● **GIVEN RECORDS**
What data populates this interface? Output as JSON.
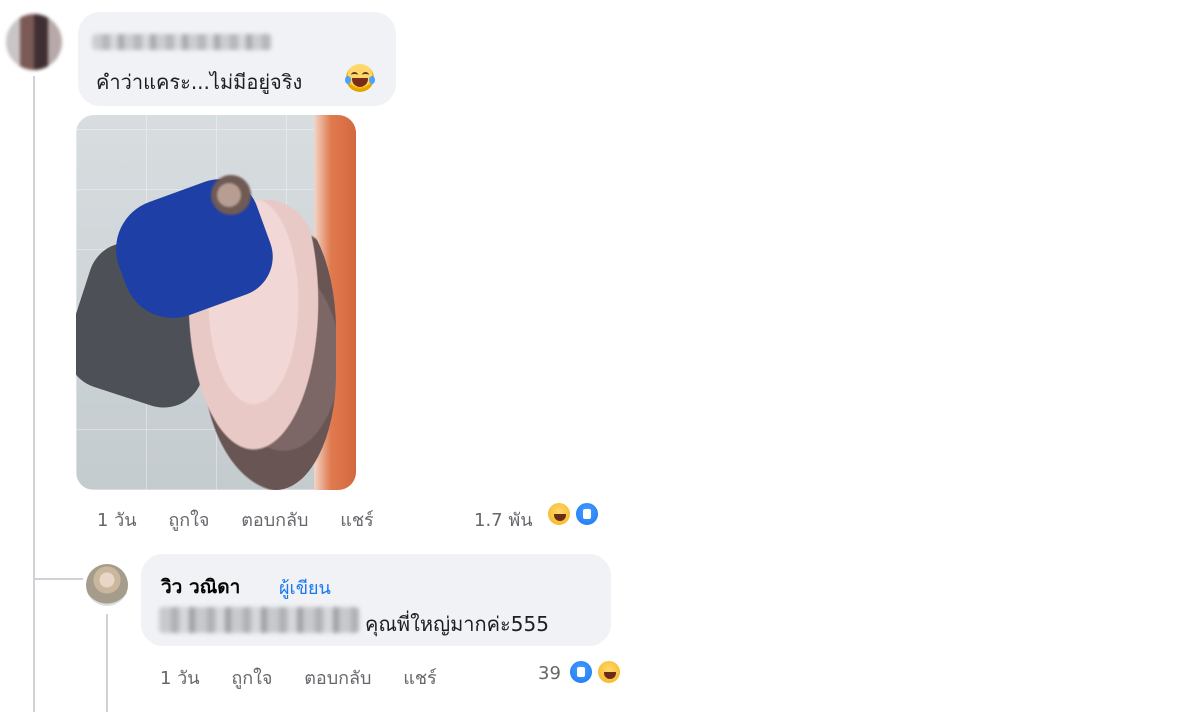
{
  "comment_1": {
    "author_redacted": true,
    "text": "คำว่าแคระ...ไม่มีอยู่จริง",
    "meta": {
      "time": "1 วัน",
      "like_label": "ถูกใจ",
      "reply_label": "ตอบกลับ",
      "share_label": "แชร์",
      "reaction_count": "1.7 พัน"
    }
  },
  "reply_1": {
    "author": "วิว วณิดา",
    "author_badge": "ผู้เขียน",
    "text": "คุณพี่ใหญ่มากค่ะ555",
    "meta": {
      "time": "1 วัน",
      "like_label": "ถูกใจ",
      "reply_label": "ตอบกลับ",
      "share_label": "แชร์",
      "reaction_count": "39"
    }
  },
  "icons": [
    "laughing-emoji-icon",
    "like-reaction-icon",
    "haha-reaction-icon"
  ],
  "colors": {
    "bubble": "#f0f2f5",
    "meta_text": "#65676b",
    "author_badge": "#1877f2",
    "thread_line": "#cfd3d8"
  }
}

● **TASK BRIEF**
Return every line of the records exactly as given, pictures excluded.

● **REPLY**
What data populates this interface? Output as JSON.
{
  "comment_1": {
    "author_redacted": true,
    "text": "คำว่าแคระ...ไม่มีอยู่จริง",
    "meta": {
      "time": "1 วัน",
      "like_label": "ถูกใจ",
      "reply_label": "ตอบกลับ",
      "share_label": "แชร์",
      "reaction_count": "1.7 พัน"
    }
  },
  "reply_1": {
    "author": "วิว วณิดา",
    "author_badge": "ผู้เขียน",
    "text": "คุณพี่ใหญ่มากค่ะ555",
    "meta": {
      "time": "1 วัน",
      "like_label": "ถูกใจ",
      "reply_label": "ตอบกลับ",
      "share_label": "แชร์",
      "reaction_count": "39"
    }
  },
  "icons": [
    "laughing-emoji-icon",
    "like-reaction-icon",
    "haha-reaction-icon"
  ],
  "colors": {
    "bubble": "#f0f2f5",
    "meta_text": "#65676b",
    "author_badge": "#1877f2",
    "thread_line": "#cfd3d8"
  }
}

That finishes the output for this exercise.